=== Set exercise ===
Give only the number of lines that include the string "JSON".

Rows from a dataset
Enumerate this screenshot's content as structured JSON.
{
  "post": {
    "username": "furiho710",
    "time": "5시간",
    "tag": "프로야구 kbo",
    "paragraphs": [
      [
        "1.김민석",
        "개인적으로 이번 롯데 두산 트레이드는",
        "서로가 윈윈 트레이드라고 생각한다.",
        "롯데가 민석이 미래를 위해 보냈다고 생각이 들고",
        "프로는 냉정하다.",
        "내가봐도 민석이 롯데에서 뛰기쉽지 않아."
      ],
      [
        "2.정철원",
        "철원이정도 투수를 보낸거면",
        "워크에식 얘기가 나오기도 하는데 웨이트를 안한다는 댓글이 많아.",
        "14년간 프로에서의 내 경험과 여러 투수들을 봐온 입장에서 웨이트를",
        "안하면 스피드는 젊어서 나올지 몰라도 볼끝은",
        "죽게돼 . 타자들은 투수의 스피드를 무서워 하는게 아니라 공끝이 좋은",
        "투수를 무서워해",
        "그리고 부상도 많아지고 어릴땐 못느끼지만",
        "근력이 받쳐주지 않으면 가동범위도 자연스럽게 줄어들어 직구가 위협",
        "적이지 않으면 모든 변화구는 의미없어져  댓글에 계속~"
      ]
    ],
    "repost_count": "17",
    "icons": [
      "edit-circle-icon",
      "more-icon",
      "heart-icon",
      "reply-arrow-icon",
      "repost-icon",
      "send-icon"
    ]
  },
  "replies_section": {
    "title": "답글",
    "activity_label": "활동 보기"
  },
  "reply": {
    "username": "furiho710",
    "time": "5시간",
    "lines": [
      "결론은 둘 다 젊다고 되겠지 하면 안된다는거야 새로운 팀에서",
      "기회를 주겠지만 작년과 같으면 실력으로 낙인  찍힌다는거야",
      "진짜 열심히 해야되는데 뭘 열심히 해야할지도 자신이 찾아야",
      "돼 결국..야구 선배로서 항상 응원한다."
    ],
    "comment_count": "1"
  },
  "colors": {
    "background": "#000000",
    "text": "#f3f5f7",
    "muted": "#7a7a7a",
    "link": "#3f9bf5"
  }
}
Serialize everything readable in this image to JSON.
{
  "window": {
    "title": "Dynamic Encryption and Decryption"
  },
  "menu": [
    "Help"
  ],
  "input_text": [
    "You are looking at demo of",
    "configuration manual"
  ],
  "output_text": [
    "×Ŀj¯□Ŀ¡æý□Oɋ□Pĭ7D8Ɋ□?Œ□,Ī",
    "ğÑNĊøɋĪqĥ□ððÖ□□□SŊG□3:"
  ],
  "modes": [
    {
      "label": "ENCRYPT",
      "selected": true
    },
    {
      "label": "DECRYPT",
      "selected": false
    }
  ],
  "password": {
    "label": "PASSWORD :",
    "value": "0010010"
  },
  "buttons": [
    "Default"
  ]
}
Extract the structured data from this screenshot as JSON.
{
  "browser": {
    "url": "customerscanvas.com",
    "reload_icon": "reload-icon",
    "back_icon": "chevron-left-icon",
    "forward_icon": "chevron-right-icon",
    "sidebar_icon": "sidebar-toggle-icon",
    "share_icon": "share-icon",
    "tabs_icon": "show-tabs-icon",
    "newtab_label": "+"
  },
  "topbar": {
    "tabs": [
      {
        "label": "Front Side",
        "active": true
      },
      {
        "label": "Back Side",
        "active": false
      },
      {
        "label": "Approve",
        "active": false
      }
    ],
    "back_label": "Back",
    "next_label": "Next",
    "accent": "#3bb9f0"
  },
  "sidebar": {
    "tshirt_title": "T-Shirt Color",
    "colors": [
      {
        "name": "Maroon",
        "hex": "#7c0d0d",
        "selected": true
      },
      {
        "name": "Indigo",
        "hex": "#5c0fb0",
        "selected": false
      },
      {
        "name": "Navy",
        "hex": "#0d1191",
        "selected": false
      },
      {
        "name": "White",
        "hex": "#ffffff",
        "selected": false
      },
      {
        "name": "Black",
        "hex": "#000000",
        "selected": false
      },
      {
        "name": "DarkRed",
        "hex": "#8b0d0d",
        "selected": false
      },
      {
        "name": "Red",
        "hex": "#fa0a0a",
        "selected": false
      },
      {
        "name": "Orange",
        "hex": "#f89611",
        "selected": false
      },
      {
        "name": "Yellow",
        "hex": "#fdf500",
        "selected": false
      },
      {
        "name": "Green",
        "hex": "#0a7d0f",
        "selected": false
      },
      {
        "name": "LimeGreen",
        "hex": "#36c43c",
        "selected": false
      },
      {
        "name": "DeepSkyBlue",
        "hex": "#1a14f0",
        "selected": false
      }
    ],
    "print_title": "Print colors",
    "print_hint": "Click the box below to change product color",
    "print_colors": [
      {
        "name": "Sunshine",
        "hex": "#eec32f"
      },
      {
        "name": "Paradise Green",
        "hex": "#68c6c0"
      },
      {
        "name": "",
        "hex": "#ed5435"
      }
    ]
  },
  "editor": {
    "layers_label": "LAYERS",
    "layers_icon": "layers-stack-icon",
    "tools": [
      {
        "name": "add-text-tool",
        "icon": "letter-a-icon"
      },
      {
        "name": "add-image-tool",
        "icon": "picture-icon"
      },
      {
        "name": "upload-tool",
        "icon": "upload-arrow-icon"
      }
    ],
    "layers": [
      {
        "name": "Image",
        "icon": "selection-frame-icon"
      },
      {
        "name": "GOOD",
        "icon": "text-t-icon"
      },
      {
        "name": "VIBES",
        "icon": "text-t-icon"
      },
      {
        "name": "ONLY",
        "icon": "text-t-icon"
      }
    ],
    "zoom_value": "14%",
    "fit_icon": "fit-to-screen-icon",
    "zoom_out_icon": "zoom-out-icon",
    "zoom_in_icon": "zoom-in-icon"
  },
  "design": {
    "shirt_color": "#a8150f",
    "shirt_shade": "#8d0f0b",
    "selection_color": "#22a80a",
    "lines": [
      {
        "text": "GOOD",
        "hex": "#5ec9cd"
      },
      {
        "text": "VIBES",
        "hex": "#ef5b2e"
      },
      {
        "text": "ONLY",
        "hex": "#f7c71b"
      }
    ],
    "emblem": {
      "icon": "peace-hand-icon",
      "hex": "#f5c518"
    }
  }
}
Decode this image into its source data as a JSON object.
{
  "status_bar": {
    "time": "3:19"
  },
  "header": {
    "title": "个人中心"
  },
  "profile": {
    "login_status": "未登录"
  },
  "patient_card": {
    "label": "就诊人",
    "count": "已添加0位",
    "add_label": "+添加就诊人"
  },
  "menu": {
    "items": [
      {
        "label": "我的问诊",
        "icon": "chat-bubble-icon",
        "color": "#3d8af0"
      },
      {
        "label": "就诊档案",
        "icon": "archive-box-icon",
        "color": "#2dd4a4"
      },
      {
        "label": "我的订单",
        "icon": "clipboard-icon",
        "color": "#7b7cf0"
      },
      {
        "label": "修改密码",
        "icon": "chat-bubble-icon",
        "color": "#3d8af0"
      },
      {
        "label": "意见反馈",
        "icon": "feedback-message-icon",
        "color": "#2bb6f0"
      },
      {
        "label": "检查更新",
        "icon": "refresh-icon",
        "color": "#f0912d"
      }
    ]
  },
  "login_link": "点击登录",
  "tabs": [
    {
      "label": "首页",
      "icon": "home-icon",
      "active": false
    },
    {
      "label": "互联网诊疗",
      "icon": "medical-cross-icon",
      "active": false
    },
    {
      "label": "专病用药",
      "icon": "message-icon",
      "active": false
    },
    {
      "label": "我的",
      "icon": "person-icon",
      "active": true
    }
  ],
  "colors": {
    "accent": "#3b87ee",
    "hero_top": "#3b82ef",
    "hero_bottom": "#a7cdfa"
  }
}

=== Output of the exercise ===
4